begin EXERCISE MATERIAL

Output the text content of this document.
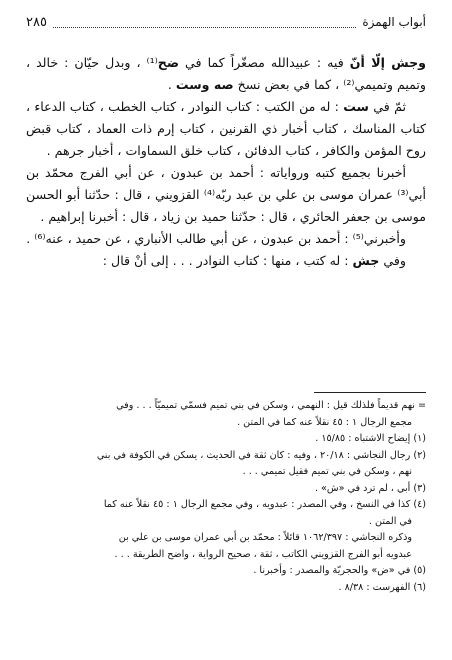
٢٨٥	أبواب الهمزة

وجش إلّا أنّ فيه : عبيدالله مصغّراً كما في ضح⁽¹⁾ ، وبدل حيّان : خالد ، وتميم وتميمي⁽²⁾ ، كما في بعض نسخ صه وست .

ثمّ في ست : له من الكتب : كتاب النوادر ، كتاب الخطب ، كتاب الدعاء ، كتاب المناسك ، كتاب أخبار ذي القرنين ، كتاب إرم ذات العماد ، كتاب قبض روح المؤمن والكافر ، كتاب الدفائن ، كتاب خلق السماوات ، أخبار جرهم .

أخبرنا بجميع كتبه ورواياته : أحمد بن عبدون ، عن أبي الفرج محمّد بن أبي⁽³⁾ عمران موسى بن علي بن عبد ربّه⁽⁴⁾ القزويني ، قال : حدّثنا أبو الحسن موسى بن جعفر الحائري ، قال : حدّثنا حميد بن زياد ، قال : أخبرنا إبراهيم .

وأخبرني⁽⁵⁾ : أحمد بن عبدون ، عن أبي طالب الأنباري ، عن حميد ، عنه⁽⁶⁾ .

وفي جش : له كتب ، منها : كتاب النوادر . . . إلى أنْ قال :

= نهم قديماً فلذلك قيل : النهمي ، وسكن في بني تميم فسمّي تميميّاً . . . وفي

مجمع الرجال ١ : ٤٥ نقلاً عنه كما في المتن .

(١) إيضاح الاشتباه : ١٥/٨٥ .

(٢) رجال النجاشي : ٢٠/١٨ ، وفيه : كان ثقة في الحديث ، يسكن في الكوفة في بني

نهم ، وسكن في بني تميم فقيل تميمي . . .

(٣) أبي ، لم ترد في «ش» .

(٤) كذا في النسخ ، وفي المصدر : عبدويه ، وفي مجمع الرجال ١ : ٤٥ نقلاً عنه كما

في المتن .

وذكره النجاشي : ١٠٦٢/٣٩٧ قائلاً : محمّد بن أبي عمران موسى بن علي بن

عبدويه أبو الفرج القزويني الكاتب ، ثقة ، صحيح الرواية ، واضح الطريقة . . .

(٥) في «ض» والحجريّة والمصدر : وأخبرنا .

(٦) الفهرست : ٨/٣٨ .
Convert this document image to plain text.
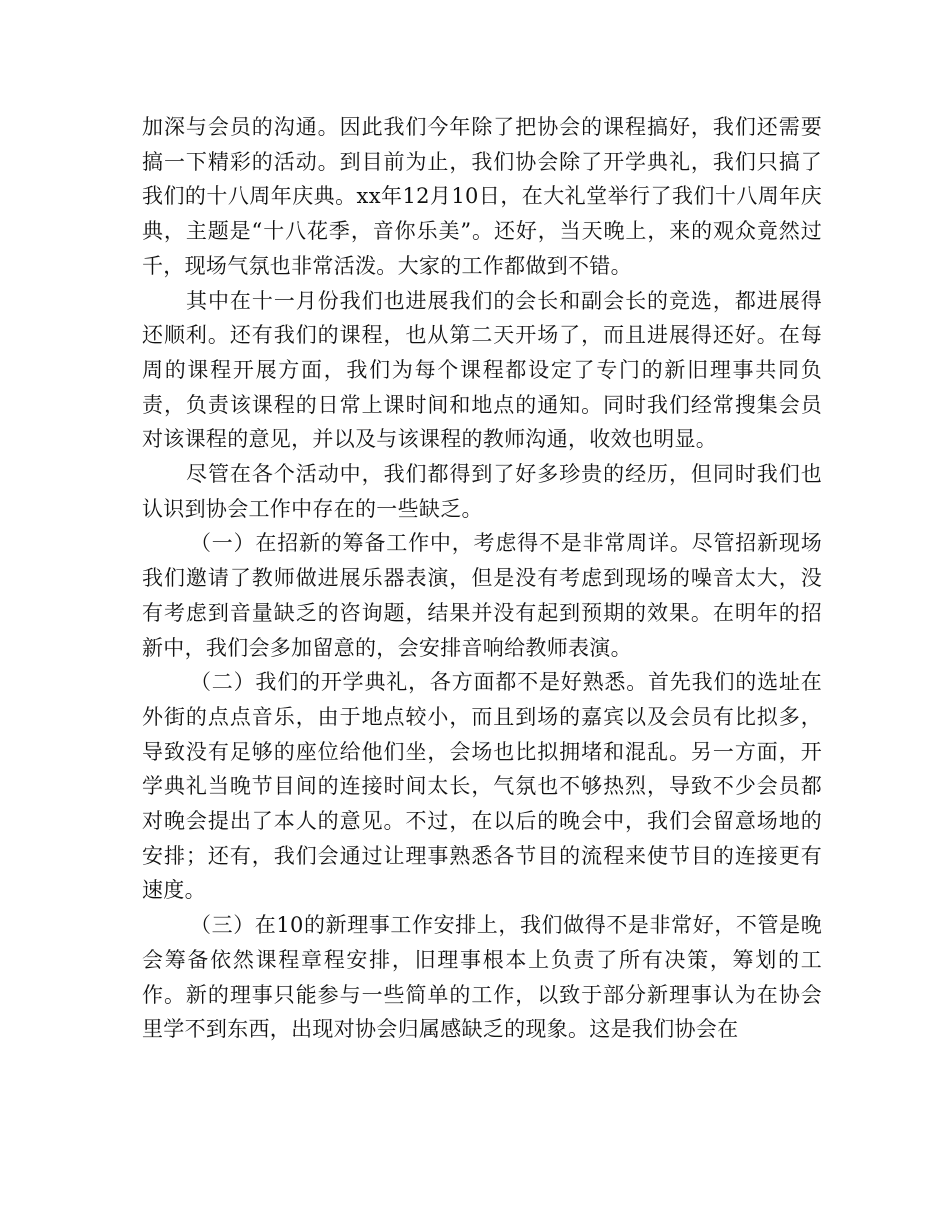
加深与会员的沟通。因此我们今年除了把协会的课程搞好，我们还需要搞一下精彩的活动。到目前为止，我们协会除了开学典礼，我们只搞了我们的十八周年庆典。xx年12月10日，在大礼堂举行了我们十八周年庆典，主题是“十八花季，音你乐美”。还好，当天晚上，来的观众竟然过千，现场气氛也非常活泼。大家的工作都做到不错。

其中在十一月份我们也进展我们的会长和副会长的竞选，都进展得还顺利。还有我们的课程，也从第二天开场了，而且进展得还好。在每周的课程开展方面，我们为每个课程都设定了专门的新旧理事共同负责，负责该课程的日常上课时间和地点的通知。同时我们经常搜集会员对该课程的意见，并以及与该课程的教师沟通，收效也明显。

尽管在各个活动中，我们都得到了好多珍贵的经历，但同时我们也认识到协会工作中存在的一些缺乏。

（一）在招新的筹备工作中，考虑得不是非常周详。尽管招新现场我们邀请了教师做进展乐器表演，但是没有考虑到现场的噪音太大，没有考虑到音量缺乏的咨询题，结果并没有起到预期的效果。在明年的招新中，我们会多加留意的，会安排音响给教师表演。

（二）我们的开学典礼，各方面都不是好熟悉。首先我们的选址在外街的点点音乐，由于地点较小，而且到场的嘉宾以及会员有比拟多，导致没有足够的座位给他们坐，会场也比拟拥堵和混乱。另一方面，开学典礼当晚节目间的连接时间太长，气氛也不够热烈，导致不少会员都对晚会提出了本人的意见。不过，在以后的晚会中，我们会留意场地的安排；还有，我们会通过让理事熟悉各节目的流程来使节目的连接更有速度。

（三）在10的新理事工作安排上，我们做得不是非常好，不管是晚会筹备依然课程章程安排，旧理事根本上负责了所有决策，筹划的工作。新的理事只能参与一些简单的工作，以致于部分新理事认为在协会里学不到东西，出现对协会归属感缺乏的现象。这是我们协会在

end EXERCISE MATERIAL

▸ PROBLEM REQUIREMENTS: Set each line of the records down exactly, leaving every picture out.

▸ REPLY:
Output the text content of this document.
٢٨٥	أبواب الهمزة

وجش إلّا أنّ فيه : عبيدالله مصغّراً كما في ضح⁽¹⁾ ، وبدل حيّان : خالد ، وتميم وتميمي⁽²⁾ ، كما في بعض نسخ صه وست .

ثمّ في ست : له من الكتب : كتاب النوادر ، كتاب الخطب ، كتاب الدعاء ، كتاب المناسك ، كتاب أخبار ذي القرنين ، كتاب إرم ذات العماد ، كتاب قبض روح المؤمن والكافر ، كتاب الدفائن ، كتاب خلق السماوات ، أخبار جرهم .

أخبرنا بجميع كتبه ورواياته : أحمد بن عبدون ، عن أبي الفرج محمّد بن أبي⁽³⁾ عمران موسى بن علي بن عبد ربّه⁽⁴⁾ القزويني ، قال : حدّثنا أبو الحسن موسى بن جعفر الحائري ، قال : حدّثنا حميد بن زياد ، قال : أخبرنا إبراهيم .

وأخبرني⁽⁵⁾ : أحمد بن عبدون ، عن أبي طالب الأنباري ، عن حميد ، عنه⁽⁶⁾ .

وفي جش : له كتب ، منها : كتاب النوادر . . . إلى أنْ قال :

= نهم قديماً فلذلك قيل : النهمي ، وسكن في بني تميم فسمّي تميميّاً . . . وفي

مجمع الرجال ١ : ٤٥ نقلاً عنه كما في المتن .

(١) إيضاح الاشتباه : ١٥/٨٥ .

(٢) رجال النجاشي : ٢٠/١٨ ، وفيه : كان ثقة في الحديث ، يسكن في الكوفة في بني

نهم ، وسكن في بني تميم فقيل تميمي . . .

(٣) أبي ، لم ترد في «ش» .

(٤) كذا في النسخ ، وفي المصدر : عبدويه ، وفي مجمع الرجال ١ : ٤٥ نقلاً عنه كما

في المتن .

وذكره النجاشي : ١٠٦٢/٣٩٧ قائلاً : محمّد بن أبي عمران موسى بن علي بن

عبدويه أبو الفرج القزويني الكاتب ، ثقة ، صحيح الرواية ، واضح الطريقة . . .

(٥) في «ض» والحجريّة والمصدر : وأخبرنا .

(٦) الفهرست : ٨/٣٨ .
Convert this document image to plain text.
加深与会员的沟通。因此我们今年除了把协会的课程搞好，我们还需要搞一下精彩的活动。到目前为止，我们协会除了开学典礼，我们只搞了我们的十八周年庆典。xx年12月10日，在大礼堂举行了我们十八周年庆典，主题是“十八花季，音你乐美”。还好，当天晚上，来的观众竟然过千，现场气氛也非常活泼。大家的工作都做到不错。

其中在十一月份我们也进展我们的会长和副会长的竞选，都进展得还顺利。还有我们的课程，也从第二天开场了，而且进展得还好。在每周的课程开展方面，我们为每个课程都设定了专门的新旧理事共同负责，负责该课程的日常上课时间和地点的通知。同时我们经常搜集会员对该课程的意见，并以及与该课程的教师沟通，收效也明显。

尽管在各个活动中，我们都得到了好多珍贵的经历，但同时我们也认识到协会工作中存在的一些缺乏。

（一）在招新的筹备工作中，考虑得不是非常周详。尽管招新现场我们邀请了教师做进展乐器表演，但是没有考虑到现场的噪音太大，没有考虑到音量缺乏的咨询题，结果并没有起到预期的效果。在明年的招新中，我们会多加留意的，会安排音响给教师表演。

（二）我们的开学典礼，各方面都不是好熟悉。首先我们的选址在外街的点点音乐，由于地点较小，而且到场的嘉宾以及会员有比拟多，导致没有足够的座位给他们坐，会场也比拟拥堵和混乱。另一方面，开学典礼当晚节目间的连接时间太长，气氛也不够热烈，导致不少会员都对晚会提出了本人的意见。不过，在以后的晚会中，我们会留意场地的安排；还有，我们会通过让理事熟悉各节目的流程来使节目的连接更有速度。

（三）在10的新理事工作安排上，我们做得不是非常好，不管是晚会筹备依然课程章程安排，旧理事根本上负责了所有决策，筹划的工作。新的理事只能参与一些简单的工作，以致于部分新理事认为在协会里学不到东西，出现对协会归属感缺乏的现象。这是我们协会在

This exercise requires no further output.